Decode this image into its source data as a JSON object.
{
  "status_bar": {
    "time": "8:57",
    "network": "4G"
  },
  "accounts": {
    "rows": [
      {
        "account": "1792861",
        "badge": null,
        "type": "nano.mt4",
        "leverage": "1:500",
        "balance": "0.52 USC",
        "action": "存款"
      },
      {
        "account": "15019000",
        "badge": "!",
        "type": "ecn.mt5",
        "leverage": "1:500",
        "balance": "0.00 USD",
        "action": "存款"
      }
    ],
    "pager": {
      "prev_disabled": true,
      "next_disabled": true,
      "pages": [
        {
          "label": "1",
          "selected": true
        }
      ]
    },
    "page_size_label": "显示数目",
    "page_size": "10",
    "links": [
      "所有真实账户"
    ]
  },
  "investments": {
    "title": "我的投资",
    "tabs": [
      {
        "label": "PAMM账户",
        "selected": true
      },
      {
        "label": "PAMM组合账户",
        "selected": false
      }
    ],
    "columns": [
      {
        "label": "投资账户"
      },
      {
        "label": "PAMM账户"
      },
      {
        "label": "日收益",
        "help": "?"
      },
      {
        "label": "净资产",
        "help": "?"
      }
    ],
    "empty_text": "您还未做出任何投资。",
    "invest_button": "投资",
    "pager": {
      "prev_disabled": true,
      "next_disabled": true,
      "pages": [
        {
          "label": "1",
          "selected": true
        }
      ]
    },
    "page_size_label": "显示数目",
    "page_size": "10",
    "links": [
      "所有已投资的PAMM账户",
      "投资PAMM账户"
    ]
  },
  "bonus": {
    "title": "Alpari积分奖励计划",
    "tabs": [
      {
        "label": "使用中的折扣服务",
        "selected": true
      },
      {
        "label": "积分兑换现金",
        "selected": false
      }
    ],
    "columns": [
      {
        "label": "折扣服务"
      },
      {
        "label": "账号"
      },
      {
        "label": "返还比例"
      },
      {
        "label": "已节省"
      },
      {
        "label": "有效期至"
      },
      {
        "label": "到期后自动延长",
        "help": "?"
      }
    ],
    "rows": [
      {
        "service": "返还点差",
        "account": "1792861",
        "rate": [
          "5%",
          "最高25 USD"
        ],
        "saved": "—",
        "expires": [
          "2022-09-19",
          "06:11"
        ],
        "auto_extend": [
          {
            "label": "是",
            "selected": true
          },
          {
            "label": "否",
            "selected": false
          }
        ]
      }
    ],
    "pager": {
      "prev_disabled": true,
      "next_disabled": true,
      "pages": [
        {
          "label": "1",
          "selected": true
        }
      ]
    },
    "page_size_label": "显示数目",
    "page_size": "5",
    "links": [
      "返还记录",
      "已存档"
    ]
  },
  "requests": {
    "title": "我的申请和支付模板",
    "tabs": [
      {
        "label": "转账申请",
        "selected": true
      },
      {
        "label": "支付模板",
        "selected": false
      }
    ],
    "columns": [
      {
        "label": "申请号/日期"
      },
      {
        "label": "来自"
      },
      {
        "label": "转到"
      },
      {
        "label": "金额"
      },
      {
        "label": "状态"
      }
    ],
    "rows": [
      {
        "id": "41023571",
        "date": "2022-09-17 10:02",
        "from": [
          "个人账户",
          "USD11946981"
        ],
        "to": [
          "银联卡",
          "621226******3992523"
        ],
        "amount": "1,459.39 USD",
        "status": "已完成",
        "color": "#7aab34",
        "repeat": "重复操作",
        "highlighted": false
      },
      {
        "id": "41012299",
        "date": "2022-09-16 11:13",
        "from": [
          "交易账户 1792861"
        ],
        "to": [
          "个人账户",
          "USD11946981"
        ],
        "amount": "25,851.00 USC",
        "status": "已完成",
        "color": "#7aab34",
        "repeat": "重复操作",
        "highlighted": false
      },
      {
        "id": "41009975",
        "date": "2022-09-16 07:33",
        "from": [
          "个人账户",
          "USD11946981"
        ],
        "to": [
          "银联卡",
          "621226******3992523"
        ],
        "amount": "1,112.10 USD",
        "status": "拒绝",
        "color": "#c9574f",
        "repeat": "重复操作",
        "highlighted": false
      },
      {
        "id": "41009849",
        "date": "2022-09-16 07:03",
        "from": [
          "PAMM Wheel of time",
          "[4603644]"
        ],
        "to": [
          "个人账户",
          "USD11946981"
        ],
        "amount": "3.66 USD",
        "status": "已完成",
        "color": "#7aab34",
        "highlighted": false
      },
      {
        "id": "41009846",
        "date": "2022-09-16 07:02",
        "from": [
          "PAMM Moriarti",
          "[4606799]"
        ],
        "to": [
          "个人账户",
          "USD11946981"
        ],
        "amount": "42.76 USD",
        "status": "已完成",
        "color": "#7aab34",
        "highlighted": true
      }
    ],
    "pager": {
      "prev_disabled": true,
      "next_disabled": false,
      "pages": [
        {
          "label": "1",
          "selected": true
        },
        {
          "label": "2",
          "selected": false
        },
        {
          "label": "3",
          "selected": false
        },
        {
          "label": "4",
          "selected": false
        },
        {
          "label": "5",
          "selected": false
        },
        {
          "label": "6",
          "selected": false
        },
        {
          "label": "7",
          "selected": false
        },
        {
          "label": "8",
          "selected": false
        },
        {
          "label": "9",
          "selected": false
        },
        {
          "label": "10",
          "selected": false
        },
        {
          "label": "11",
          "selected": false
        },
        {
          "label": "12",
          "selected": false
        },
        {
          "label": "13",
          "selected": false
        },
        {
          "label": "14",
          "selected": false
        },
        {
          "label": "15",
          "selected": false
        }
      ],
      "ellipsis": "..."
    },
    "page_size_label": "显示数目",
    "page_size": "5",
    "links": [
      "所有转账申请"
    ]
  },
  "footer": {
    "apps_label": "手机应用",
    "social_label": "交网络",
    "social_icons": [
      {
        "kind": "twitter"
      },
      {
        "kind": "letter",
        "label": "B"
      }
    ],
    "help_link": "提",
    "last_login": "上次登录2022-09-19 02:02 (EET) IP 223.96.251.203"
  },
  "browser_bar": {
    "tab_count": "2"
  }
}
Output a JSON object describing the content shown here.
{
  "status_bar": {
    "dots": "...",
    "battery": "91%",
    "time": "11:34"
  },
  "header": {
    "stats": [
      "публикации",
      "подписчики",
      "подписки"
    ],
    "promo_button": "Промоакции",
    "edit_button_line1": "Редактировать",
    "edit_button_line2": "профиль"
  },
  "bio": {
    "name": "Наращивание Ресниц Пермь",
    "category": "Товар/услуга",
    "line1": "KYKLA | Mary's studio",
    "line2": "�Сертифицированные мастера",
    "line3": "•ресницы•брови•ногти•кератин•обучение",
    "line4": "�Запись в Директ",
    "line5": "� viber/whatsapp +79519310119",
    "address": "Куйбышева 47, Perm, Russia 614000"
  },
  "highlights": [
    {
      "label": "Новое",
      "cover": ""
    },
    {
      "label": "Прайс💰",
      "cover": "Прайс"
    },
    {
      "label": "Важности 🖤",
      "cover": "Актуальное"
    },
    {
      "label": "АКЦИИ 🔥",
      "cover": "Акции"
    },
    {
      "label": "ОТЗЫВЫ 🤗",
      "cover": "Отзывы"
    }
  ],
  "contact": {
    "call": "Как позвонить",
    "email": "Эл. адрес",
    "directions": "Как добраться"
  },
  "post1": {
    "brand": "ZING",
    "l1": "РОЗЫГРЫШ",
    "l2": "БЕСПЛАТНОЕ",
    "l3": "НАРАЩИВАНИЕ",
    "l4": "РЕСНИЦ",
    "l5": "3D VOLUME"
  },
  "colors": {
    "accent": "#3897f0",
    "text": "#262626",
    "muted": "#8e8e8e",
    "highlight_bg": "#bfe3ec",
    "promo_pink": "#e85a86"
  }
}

# # # #

OBJECTIVE:
Go through the material above line by line and copy it exactly.

FINISHED TASK:
Decode this image into its source data as a JSON object.
{
  "status_bar": {
    "time": "8:57",
    "network": "4G"
  },
  "accounts": {
    "rows": [
      {
        "account": "1792861",
        "badge": null,
        "type": "nano.mt4",
        "leverage": "1:500",
        "balance": "0.52 USC",
        "action": "存款"
      },
      {
        "account": "15019000",
        "badge": "!",
        "type": "ecn.mt5",
        "leverage": "1:500",
        "balance": "0.00 USD",
        "action": "存款"
      }
    ],
    "pager": {
      "prev_disabled": true,
      "next_disabled": true,
      "pages": [
        {
          "label": "1",
          "selected": true
        }
      ]
    },
    "page_size_label": "显示数目",
    "page_size": "10",
    "links": [
      "所有真实账户"
    ]
  },
  "investments": {
    "title": "我的投资",
    "tabs": [
      {
        "label": "PAMM账户",
        "selected": true
      },
      {
        "label": "PAMM组合账户",
        "selected": false
      }
    ],
    "columns": [
      {
        "label": "投资账户"
      },
      {
        "label": "PAMM账户"
      },
      {
        "label": "日收益",
        "help": "?"
      },
      {
        "label": "净资产",
        "help": "?"
      }
    ],
    "empty_text": "您还未做出任何投资。",
    "invest_button": "投资",
    "pager": {
      "prev_disabled": true,
      "next_disabled": true,
      "pages": [
        {
          "label": "1",
          "selected": true
        }
      ]
    },
    "page_size_label": "显示数目",
    "page_size": "10",
    "links": [
      "所有已投资的PAMM账户",
      "投资PAMM账户"
    ]
  },
  "bonus": {
    "title": "Alpari积分奖励计划",
    "tabs": [
      {
        "label": "使用中的折扣服务",
        "selected": true
      },
      {
        "label": "积分兑换现金",
        "selected": false
      }
    ],
    "columns": [
      {
        "label": "折扣服务"
      },
      {
        "label": "账号"
      },
      {
        "label": "返还比例"
      },
      {
        "label": "已节省"
      },
      {
        "label": "有效期至"
      },
      {
        "label": "到期后自动延长",
        "help": "?"
      }
    ],
    "rows": [
      {
        "service": "返还点差",
        "account": "1792861",
        "rate": [
          "5%",
          "最高25 USD"
        ],
        "saved": "—",
        "expires": [
          "2022-09-19",
          "06:11"
        ],
        "auto_extend": [
          {
            "label": "是",
            "selected": true
          },
          {
            "label": "否",
            "selected": false
          }
        ]
      }
    ],
    "pager": {
      "prev_disabled": true,
      "next_disabled": true,
      "pages": [
        {
          "label": "1",
          "selected": true
        }
      ]
    },
    "page_size_label": "显示数目",
    "page_size": "5",
    "links": [
      "返还记录",
      "已存档"
    ]
  },
  "requests": {
    "title": "我的申请和支付模板",
    "tabs": [
      {
        "label": "转账申请",
        "selected": true
      },
      {
        "label": "支付模板",
        "selected": false
      }
    ],
    "columns": [
      {
        "label": "申请号/日期"
      },
      {
        "label": "来自"
      },
      {
        "label": "转到"
      },
      {
        "label": "金额"
      },
      {
        "label": "状态"
      }
    ],
    "rows": [
      {
        "id": "41023571",
        "date": "2022-09-17 10:02",
        "from": [
          "个人账户",
          "USD11946981"
        ],
        "to": [
          "银联卡",
          "621226******3992523"
        ],
        "amount": "1,459.39 USD",
        "status": "已完成",
        "color": "#7aab34",
        "repeat": "重复操作",
        "highlighted": false
      },
      {
        "id": "41012299",
        "date": "2022-09-16 11:13",
        "from": [
          "交易账户 1792861"
        ],
        "to": [
          "个人账户",
          "USD11946981"
        ],
        "amount": "25,851.00 USC",
        "status": "已完成",
        "color": "#7aab34",
        "repeat": "重复操作",
        "highlighted": false
      },
      {
        "id": "41009975",
        "date": "2022-09-16 07:33",
        "from": [
          "个人账户",
          "USD11946981"
        ],
        "to": [
          "银联卡",
          "621226******3992523"
        ],
        "amount": "1,112.10 USD",
        "status": "拒绝",
        "color": "#c9574f",
        "repeat": "重复操作",
        "highlighted": false
      },
      {
        "id": "41009849",
        "date": "2022-09-16 07:03",
        "from": [
          "PAMM Wheel of time",
          "[4603644]"
        ],
        "to": [
          "个人账户",
          "USD11946981"
        ],
        "amount": "3.66 USD",
        "status": "已完成",
        "color": "#7aab34",
        "highlighted": false
      },
      {
        "id": "41009846",
        "date": "2022-09-16 07:02",
        "from": [
          "PAMM Moriarti",
          "[4606799]"
        ],
        "to": [
          "个人账户",
          "USD11946981"
        ],
        "amount": "42.76 USD",
        "status": "已完成",
        "color": "#7aab34",
        "highlighted": true
      }
    ],
    "pager": {
      "prev_disabled": true,
      "next_disabled": false,
      "pages": [
        {
          "label": "1",
          "selected": true
        },
        {
          "label": "2",
          "selected": false
        },
        {
          "label": "3",
          "selected": false
        },
        {
          "label": "4",
          "selected": false
        },
        {
          "label": "5",
          "selected": false
        },
        {
          "label": "6",
          "selected": false
        },
        {
          "label": "7",
          "selected": false
        },
        {
          "label": "8",
          "selected": false
        },
        {
          "label": "9",
          "selected": false
        },
        {
          "label": "10",
          "selected": false
        },
        {
          "label": "11",
          "selected": false
        },
        {
          "label": "12",
          "selected": false
        },
        {
          "label": "13",
          "selected": false
        },
        {
          "label": "14",
          "selected": false
        },
        {
          "label": "15",
          "selected": false
        }
      ],
      "ellipsis": "..."
    },
    "page_size_label": "显示数目",
    "page_size": "5",
    "links": [
      "所有转账申请"
    ]
  },
  "footer": {
    "apps_label": "手机应用",
    "social_label": "交网络",
    "social_icons": [
      {
        "kind": "twitter"
      },
      {
        "kind": "letter",
        "label": "B"
      }
    ],
    "help_link": "提",
    "last_login": "上次登录2022-09-19 02:02 (EET) IP 223.96.251.203"
  },
  "browser_bar": {
    "tab_count": "2"
  }
}
Output a JSON object describing the content shown here.
{
  "status_bar": {
    "dots": "...",
    "battery": "91%",
    "time": "11:34"
  },
  "header": {
    "stats": [
      "публикации",
      "подписчики",
      "подписки"
    ],
    "promo_button": "Промоакции",
    "edit_button_line1": "Редактировать",
    "edit_button_line2": "профиль"
  },
  "bio": {
    "name": "Наращивание Ресниц Пермь",
    "category": "Товар/услуга",
    "line1": "KYKLA | Mary's studio",
    "line2": "�Сертифицированные мастера",
    "line3": "•ресницы•брови•ногти•кератин•обучение",
    "line4": "�Запись в Директ",
    "line5": "� viber/whatsapp +79519310119",
    "address": "Куйбышева 47, Perm, Russia 614000"
  },
  "highlights": [
    {
      "label": "Новое",
      "cover": ""
    },
    {
      "label": "Прайс💰",
      "cover": "Прайс"
    },
    {
      "label": "Важности 🖤",
      "cover": "Актуальное"
    },
    {
      "label": "АКЦИИ 🔥",
      "cover": "Акции"
    },
    {
      "label": "ОТЗЫВЫ 🤗",
      "cover": "Отзывы"
    }
  ],
  "contact": {
    "call": "Как позвонить",
    "email": "Эл. адрес",
    "directions": "Как добраться"
  },
  "post1": {
    "brand": "ZING",
    "l1": "РОЗЫГРЫШ",
    "l2": "БЕСПЛАТНОЕ",
    "l3": "НАРАЩИВАНИЕ",
    "l4": "РЕСНИЦ",
    "l5": "3D VOLUME"
  },
  "colors": {
    "accent": "#3897f0",
    "text": "#262626",
    "muted": "#8e8e8e",
    "highlight_bg": "#bfe3ec",
    "promo_pink": "#e85a86"
  }
}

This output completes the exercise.